Stored data:
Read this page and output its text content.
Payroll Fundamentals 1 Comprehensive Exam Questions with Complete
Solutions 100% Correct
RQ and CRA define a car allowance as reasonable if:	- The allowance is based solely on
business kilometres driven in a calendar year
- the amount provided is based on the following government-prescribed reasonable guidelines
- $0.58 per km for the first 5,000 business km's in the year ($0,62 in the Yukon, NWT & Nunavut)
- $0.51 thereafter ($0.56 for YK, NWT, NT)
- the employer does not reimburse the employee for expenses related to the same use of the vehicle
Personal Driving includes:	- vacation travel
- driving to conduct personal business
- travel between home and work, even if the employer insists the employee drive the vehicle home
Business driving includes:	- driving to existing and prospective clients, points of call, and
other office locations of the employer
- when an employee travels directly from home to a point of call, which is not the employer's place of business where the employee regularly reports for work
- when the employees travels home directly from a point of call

* * *

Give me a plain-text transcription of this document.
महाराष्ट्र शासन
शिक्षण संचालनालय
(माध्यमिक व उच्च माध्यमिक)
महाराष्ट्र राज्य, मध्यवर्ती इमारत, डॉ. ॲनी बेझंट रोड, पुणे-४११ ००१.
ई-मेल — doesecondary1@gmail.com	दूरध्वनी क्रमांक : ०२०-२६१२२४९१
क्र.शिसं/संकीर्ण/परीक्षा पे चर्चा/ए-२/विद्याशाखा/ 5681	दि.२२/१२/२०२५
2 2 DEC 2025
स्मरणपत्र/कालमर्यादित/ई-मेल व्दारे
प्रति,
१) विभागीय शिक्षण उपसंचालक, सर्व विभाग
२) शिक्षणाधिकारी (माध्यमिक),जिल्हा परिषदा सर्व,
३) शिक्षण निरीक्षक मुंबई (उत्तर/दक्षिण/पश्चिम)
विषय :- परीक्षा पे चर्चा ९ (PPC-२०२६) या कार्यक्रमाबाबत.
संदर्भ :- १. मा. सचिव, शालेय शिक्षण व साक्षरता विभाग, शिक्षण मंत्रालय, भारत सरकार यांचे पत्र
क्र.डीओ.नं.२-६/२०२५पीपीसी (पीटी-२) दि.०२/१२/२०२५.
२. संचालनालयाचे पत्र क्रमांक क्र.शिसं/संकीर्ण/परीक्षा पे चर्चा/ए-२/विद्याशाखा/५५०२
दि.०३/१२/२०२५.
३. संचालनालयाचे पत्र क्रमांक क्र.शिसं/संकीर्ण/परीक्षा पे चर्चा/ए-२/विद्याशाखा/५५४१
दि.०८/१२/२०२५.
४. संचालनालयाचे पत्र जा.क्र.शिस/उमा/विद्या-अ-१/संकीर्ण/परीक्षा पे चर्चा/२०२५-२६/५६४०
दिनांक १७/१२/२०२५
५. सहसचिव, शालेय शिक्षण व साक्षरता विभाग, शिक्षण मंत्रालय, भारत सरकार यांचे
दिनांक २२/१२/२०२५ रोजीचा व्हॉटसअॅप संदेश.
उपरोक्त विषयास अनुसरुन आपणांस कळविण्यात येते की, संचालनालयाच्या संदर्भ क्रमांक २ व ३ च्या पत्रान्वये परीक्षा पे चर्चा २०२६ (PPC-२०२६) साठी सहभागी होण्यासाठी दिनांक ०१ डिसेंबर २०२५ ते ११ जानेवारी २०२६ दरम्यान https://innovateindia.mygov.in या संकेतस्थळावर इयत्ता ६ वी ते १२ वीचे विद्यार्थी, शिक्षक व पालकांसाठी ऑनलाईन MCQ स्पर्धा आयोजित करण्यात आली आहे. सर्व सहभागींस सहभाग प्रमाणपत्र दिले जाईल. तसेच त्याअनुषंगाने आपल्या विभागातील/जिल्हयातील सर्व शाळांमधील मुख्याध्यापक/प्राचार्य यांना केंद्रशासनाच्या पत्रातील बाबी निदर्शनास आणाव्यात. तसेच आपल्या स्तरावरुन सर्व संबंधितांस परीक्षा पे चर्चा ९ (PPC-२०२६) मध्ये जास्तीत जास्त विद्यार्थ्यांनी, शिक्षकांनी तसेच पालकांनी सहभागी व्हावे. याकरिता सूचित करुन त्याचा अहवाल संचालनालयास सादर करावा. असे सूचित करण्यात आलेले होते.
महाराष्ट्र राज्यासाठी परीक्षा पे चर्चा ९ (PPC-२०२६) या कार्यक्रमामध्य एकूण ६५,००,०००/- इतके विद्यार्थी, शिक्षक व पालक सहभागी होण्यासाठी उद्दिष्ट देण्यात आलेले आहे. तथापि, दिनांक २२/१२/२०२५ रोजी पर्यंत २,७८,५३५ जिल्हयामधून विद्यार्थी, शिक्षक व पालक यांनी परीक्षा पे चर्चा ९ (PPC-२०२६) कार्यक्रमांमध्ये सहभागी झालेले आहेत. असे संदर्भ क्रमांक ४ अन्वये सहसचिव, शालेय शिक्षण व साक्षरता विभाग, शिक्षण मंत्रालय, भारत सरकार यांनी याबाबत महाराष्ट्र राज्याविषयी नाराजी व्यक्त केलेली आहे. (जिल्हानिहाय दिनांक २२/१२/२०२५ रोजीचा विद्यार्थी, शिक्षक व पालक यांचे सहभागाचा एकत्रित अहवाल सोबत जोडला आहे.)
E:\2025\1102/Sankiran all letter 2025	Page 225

Exercise objective: Take every line from the data that contains the word "this".

Task answer:
Read this page and output its text content.
Give me a plain-text transcription of this document.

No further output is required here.